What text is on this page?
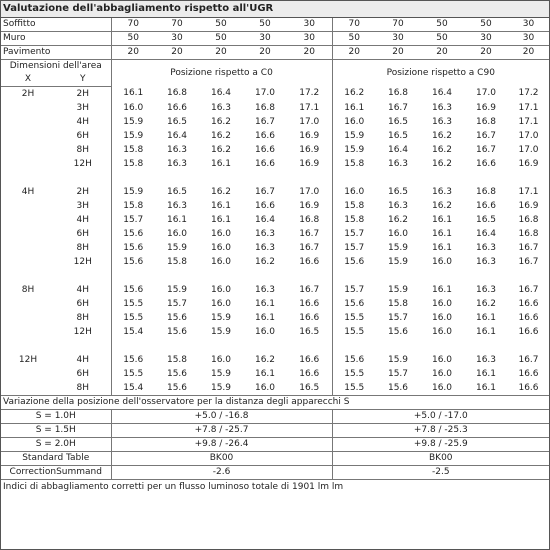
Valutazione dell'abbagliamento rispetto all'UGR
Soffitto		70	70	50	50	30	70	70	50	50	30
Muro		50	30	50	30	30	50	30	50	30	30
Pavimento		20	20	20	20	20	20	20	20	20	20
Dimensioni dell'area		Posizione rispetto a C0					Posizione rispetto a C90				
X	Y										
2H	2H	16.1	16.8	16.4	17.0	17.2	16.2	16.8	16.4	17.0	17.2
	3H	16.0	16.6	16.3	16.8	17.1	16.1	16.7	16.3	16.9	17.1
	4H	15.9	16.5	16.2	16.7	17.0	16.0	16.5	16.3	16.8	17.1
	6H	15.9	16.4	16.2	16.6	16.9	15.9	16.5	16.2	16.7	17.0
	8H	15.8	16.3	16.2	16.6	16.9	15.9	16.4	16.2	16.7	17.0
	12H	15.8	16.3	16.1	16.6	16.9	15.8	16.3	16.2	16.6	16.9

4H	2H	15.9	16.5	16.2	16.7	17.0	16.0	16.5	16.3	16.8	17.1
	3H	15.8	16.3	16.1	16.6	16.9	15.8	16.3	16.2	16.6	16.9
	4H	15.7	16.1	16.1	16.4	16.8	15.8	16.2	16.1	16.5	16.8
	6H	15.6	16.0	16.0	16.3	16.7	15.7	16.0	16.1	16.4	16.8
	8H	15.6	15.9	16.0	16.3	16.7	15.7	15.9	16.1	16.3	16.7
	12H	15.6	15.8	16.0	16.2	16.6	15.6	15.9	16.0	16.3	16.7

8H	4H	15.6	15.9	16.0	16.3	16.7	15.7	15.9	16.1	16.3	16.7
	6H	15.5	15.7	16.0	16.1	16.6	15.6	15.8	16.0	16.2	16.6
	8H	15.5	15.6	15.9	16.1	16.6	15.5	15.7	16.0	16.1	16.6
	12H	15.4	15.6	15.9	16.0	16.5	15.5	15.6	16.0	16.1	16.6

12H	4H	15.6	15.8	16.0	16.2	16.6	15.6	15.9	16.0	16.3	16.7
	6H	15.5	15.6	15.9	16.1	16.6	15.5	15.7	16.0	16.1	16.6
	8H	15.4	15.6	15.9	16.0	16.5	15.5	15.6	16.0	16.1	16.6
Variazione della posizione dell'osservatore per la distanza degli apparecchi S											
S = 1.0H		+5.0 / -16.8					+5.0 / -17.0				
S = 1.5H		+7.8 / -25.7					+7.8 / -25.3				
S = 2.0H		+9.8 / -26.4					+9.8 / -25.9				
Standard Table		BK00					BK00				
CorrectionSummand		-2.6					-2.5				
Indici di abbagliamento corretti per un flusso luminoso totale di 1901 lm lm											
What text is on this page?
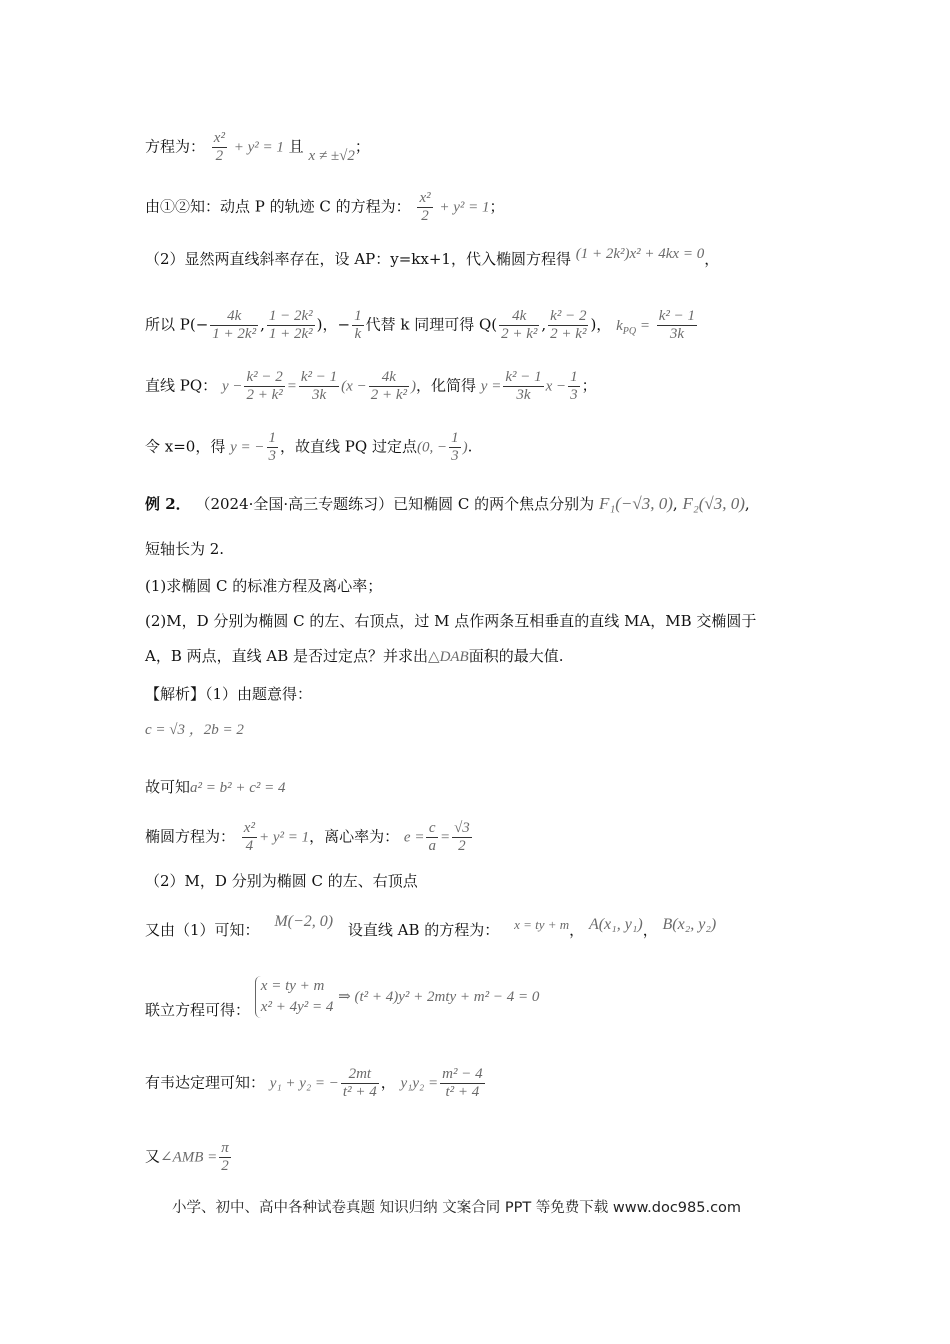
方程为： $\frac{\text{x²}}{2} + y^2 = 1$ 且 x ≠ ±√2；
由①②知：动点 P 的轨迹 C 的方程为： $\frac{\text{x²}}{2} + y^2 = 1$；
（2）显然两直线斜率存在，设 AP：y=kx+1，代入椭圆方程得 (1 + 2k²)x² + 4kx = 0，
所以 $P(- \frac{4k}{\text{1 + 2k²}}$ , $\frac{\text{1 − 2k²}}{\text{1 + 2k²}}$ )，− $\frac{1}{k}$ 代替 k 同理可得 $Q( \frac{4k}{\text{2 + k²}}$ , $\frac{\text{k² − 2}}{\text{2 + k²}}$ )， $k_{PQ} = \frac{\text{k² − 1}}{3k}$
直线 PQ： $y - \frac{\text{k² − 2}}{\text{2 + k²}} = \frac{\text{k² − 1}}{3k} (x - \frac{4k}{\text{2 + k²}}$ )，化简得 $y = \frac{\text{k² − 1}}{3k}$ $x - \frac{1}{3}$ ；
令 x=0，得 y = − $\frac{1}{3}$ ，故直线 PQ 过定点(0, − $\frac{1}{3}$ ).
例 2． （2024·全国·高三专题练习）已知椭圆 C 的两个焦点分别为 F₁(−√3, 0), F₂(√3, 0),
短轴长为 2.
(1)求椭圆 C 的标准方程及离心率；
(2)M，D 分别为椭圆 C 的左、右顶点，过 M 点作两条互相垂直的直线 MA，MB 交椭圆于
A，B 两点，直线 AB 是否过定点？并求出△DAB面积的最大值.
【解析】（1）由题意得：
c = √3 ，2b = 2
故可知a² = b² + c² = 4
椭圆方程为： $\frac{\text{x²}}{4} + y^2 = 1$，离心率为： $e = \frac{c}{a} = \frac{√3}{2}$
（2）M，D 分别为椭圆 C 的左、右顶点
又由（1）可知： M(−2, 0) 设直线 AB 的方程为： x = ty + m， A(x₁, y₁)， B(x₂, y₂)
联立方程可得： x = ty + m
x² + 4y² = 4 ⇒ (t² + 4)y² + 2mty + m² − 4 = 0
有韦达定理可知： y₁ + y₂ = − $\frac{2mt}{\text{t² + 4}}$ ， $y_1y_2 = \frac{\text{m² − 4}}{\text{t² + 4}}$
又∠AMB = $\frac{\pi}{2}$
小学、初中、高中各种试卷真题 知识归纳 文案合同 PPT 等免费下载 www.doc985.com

• Task details: Count the lines in the records above that contain the word "dell", and give only the number.

• Written reply: 3